Data excerpts
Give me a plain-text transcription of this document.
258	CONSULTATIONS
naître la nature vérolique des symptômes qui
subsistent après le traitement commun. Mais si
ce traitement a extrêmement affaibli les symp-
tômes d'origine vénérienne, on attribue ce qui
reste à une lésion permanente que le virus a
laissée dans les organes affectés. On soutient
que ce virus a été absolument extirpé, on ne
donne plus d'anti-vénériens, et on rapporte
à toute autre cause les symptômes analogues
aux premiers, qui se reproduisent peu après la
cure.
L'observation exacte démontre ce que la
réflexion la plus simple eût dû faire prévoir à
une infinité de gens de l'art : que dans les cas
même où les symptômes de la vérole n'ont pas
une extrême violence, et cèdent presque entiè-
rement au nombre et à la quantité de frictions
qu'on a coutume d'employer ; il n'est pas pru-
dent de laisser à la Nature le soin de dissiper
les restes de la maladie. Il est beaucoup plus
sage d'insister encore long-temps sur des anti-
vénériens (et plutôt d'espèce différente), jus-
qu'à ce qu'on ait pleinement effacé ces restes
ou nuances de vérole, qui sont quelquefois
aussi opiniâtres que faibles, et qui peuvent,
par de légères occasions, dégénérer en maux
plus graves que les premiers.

# What to work on
Look through the entries above; copy every line holding the string "traitement".

# Written response
subsistent après le traitement commun. Mais si
ce traitement a extrêmement affaibli les symp-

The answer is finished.